● Required task: Every line from the line containing "Extract the structured" through the final line below is to be repeated exactly; no other line is.

Figure record extracts:

#####

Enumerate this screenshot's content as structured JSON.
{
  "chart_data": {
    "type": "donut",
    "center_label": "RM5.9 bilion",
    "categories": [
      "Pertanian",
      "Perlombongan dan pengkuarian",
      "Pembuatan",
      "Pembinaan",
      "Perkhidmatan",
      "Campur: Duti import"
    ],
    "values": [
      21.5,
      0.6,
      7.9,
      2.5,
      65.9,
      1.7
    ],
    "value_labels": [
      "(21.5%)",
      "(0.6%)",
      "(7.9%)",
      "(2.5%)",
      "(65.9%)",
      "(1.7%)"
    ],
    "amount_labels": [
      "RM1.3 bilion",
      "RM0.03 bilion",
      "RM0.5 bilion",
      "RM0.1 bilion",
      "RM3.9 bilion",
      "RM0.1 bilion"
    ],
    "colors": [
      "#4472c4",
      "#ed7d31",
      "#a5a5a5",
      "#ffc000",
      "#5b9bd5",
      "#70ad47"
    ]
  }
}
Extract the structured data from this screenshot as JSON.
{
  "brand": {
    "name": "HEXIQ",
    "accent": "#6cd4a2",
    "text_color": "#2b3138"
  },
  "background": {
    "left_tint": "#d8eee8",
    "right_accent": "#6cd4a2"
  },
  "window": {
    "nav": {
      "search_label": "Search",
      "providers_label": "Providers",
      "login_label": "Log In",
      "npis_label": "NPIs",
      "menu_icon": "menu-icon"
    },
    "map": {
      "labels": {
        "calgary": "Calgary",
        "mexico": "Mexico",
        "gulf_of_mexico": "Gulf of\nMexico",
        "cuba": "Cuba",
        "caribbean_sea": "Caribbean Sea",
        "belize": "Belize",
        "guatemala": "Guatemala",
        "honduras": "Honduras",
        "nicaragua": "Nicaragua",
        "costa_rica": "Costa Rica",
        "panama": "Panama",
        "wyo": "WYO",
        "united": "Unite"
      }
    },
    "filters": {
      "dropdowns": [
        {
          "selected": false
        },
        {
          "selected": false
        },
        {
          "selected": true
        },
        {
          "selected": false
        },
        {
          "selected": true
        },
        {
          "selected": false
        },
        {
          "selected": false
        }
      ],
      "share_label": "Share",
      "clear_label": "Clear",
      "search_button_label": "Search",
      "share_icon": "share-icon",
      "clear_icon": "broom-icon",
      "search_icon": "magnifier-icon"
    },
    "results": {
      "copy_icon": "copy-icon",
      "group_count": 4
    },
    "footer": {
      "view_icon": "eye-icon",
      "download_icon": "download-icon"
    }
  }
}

#####

● Task response:
Extract the structured data from this screenshot as JSON.
{
  "brand": {
    "name": "HEXIQ",
    "accent": "#6cd4a2",
    "text_color": "#2b3138"
  },
  "background": {
    "left_tint": "#d8eee8",
    "right_accent": "#6cd4a2"
  },
  "window": {
    "nav": {
      "search_label": "Search",
      "providers_label": "Providers",
      "login_label": "Log In",
      "npis_label": "NPIs",
      "menu_icon": "menu-icon"
    },
    "map": {
      "labels": {
        "calgary": "Calgary",
        "mexico": "Mexico",
        "gulf_of_mexico": "Gulf of\nMexico",
        "cuba": "Cuba",
        "caribbean_sea": "Caribbean Sea",
        "belize": "Belize",
        "guatemala": "Guatemala",
        "honduras": "Honduras",
        "nicaragua": "Nicaragua",
        "costa_rica": "Costa Rica",
        "panama": "Panama",
        "wyo": "WYO",
        "united": "Unite"
      }
    },
    "filters": {
      "dropdowns": [
        {
          "selected": false
        },
        {
          "selected": false
        },
        {
          "selected": true
        },
        {
          "selected": false
        },
        {
          "selected": true
        },
        {
          "selected": false
        },
        {
          "selected": false
        }
      ],
      "share_label": "Share",
      "clear_label": "Clear",
      "search_button_label": "Search",
      "share_icon": "share-icon",
      "clear_icon": "broom-icon",
      "search_icon": "magnifier-icon"
    },
    "results": {
      "copy_icon": "copy-icon",
      "group_count": 4
    },
    "footer": {
      "view_icon": "eye-icon",
      "download_icon": "download-icon"
    }
  }
}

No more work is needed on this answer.